GIVEN PASSAGE:
___

We'll be listening if he stops to speak with reporters, as he often does. In the meantime, let's bring in our Manu Raju. He's on Capitol Hill.

So, Manu, just lightning fast developments last night, this morning, all Republicans that you've spoken to insisting on going forward with this Monday date and a vote next week despite Ford now saying she won't appear then.

MANU RAJU, CNN SENIOR CONGRESSIONAL CORRESPONDENT: Republicans are pushing forward for a vote next week no matter what happens with Dr. Ford, whether or not she shows up to Monday's hearing. And it's still an open question what exactly happens with that Monday hearing if she does not show up. But nevertheless Republicans came out yesterday on the Senate Judiciary Committee making it very clear that she and her attorney would not dictate the terms of exactly what would happen.

So they are very clear that they're moving forward and they're getting some support from some key members. You mentioned Jeff Flake but also Bob Corker, the Senate Republican senator who had raised some serious concerns about these allegations and had been eager to hear this testimony. He said in a tweet yesterday after that letter had emerged from Ford's lawyer, he said, "After learning of the allegation, Chairman Chuck Grassley took immediate action to ensure both Dr. Ford and Judge Brett Kavanaugh have the opportunity to be heard in public or private. Republicans extended a hand in good faith. If we don't hear from both sides on Monday, let's vote."

Now, similarly, I talked to Senator Lisa Murkowski who's one of the key Republican senators who could determine whether or not Kavanaugh gets this lifetime seat. Before this letter came out, I asked her about whether or not the FBI investigation should be reopened before this hearing takes place as Democrats and as now Ford is demanding. This is what Murkowski said.


SEN. LISA MURKOWSKI (R), ALASKA: I think that an allegation has been made by Dr. Ford. I think her story deserves to be heard, and the -- the committee process has been made available to her.


RAJU: So it's a sign that she wants the hearing to take place, not necessarily agree with this effort to reopen the FBI background check. So the question now emerges back to whether or not Dr. Ford will agree to this process, talk to the Judiciary Committee in private, then a public meeting. We still don't know. Of course a lot can change as we've seen over the last several days here -- Jim and Poppy.

___

SOURCE DATA:
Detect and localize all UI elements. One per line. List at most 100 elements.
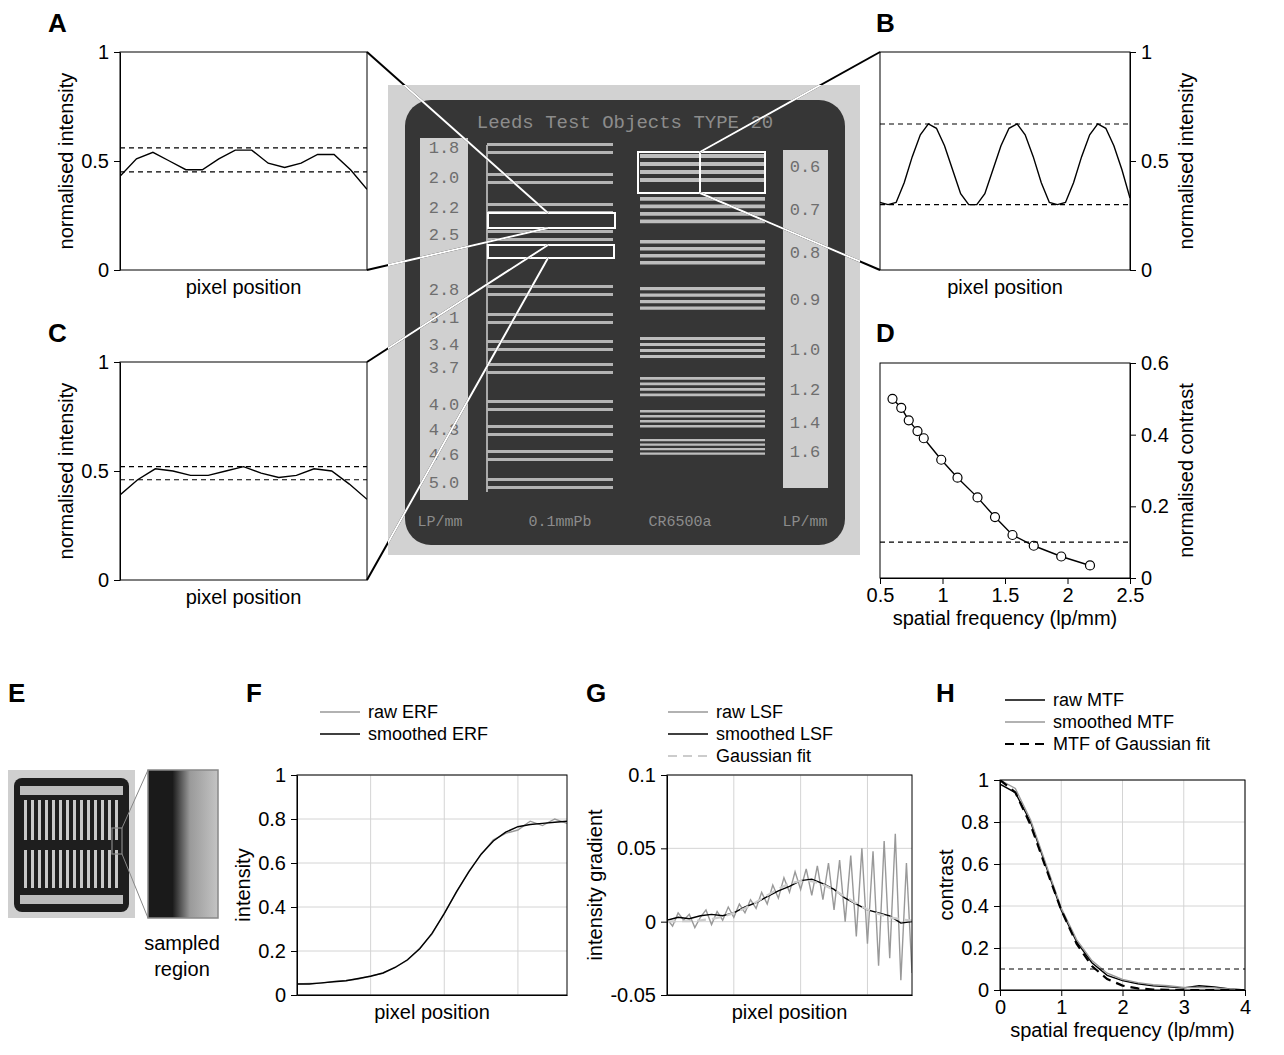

___

WHAT YOU WILL DO:
(a) In the Kavanaugh hearing transcript, which senator tweeted, "If we don't hear from both sides on Monday, let's vote"?
(b) Continue the Kavanaugh hearing transcript from its last line.

EXPECTED OUTPUTS:
(a) Bob Corker

(b)
SCIUTTO: No question. Manu Raju, on the Hill, thanks very much. Joining us now is Senator John Kennedy, he's a Republican of the state

of Louisiana. Crucially he's a member of the Senate Judiciary Committee, of course is considering Kavanaugh's nomination.

Senator Kennedy, thanks so much for taking the time with us this morning.

SEN. JOHN KENNEDY (R), JUDICIARY COMMITTEE: You bet. Thanks for having me.

SCIUTTO: So on this issue, and granting, it is a difficult one. It's a difficult one for all involved. You said just yesterday in an interview, quote, "I want to hear her side of the story."

[09:05:05] You also said that if the allegations are credible, it would affect your vote.

KENNEDY: Mm-hmm.

SCIUTTO: Should Monday in your view be Ford's only chance to testify as to her account in public?

KENNEDY: Well, I don't have enough information to make that decision. I don't have any information at all. Everything I know about this I've read in the media or seen in the media, and I'm not saying the media is wrong. I'm just saying that I'm a United States senator. My people elected me to make a decision, and I need -- I need facts and evidence to make that decision.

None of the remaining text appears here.